-- SET PROBLEM --
Gather all lines in the entries below that include the word "dụng".
Start RECORD LIST
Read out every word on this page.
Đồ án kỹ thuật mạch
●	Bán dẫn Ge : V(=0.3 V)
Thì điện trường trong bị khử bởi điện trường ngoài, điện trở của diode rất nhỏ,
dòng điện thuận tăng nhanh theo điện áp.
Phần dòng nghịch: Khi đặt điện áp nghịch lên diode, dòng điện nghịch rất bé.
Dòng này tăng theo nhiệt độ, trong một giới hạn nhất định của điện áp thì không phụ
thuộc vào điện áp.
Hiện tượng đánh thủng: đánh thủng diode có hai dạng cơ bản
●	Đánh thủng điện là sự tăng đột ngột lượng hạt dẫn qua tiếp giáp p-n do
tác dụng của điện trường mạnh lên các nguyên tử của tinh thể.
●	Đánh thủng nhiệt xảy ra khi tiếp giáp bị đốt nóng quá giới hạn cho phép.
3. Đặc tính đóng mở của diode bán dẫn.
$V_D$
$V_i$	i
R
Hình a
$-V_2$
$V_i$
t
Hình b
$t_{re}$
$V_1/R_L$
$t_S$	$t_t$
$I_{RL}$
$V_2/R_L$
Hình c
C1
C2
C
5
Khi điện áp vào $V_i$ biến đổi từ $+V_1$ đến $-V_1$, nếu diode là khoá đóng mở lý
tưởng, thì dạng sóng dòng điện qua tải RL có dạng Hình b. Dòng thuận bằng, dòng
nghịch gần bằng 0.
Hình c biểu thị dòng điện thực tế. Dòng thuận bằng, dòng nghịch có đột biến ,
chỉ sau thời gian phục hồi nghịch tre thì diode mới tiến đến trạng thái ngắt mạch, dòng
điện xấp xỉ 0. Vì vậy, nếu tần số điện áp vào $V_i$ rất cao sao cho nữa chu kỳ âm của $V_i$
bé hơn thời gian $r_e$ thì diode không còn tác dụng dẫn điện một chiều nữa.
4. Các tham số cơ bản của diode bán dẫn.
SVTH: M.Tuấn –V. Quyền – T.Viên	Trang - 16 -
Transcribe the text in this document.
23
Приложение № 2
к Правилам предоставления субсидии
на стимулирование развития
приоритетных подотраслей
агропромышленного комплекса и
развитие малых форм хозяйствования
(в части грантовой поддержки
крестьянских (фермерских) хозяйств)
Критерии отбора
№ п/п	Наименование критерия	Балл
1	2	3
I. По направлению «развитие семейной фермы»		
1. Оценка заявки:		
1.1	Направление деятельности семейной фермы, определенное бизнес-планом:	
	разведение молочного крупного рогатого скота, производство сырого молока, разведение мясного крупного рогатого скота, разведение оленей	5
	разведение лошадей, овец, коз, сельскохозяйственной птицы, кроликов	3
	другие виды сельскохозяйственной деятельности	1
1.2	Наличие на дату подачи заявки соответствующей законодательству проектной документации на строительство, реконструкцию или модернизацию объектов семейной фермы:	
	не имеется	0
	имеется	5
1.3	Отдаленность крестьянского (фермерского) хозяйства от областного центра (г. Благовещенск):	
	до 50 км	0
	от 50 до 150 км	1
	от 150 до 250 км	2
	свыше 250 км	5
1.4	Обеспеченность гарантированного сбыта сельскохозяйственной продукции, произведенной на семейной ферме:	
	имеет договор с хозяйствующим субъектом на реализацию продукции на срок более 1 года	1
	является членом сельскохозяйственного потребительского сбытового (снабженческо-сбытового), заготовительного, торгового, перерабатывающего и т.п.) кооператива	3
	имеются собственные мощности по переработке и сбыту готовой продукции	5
End RECORD LIST
-- RESULT BELOW --
tác dụng của điện trường mạnh lên các nguyên tử của tinh thể.
bé hơn thời gian $r_e$ thì diode không còn tác dụng dẫn điện một chiều nữa.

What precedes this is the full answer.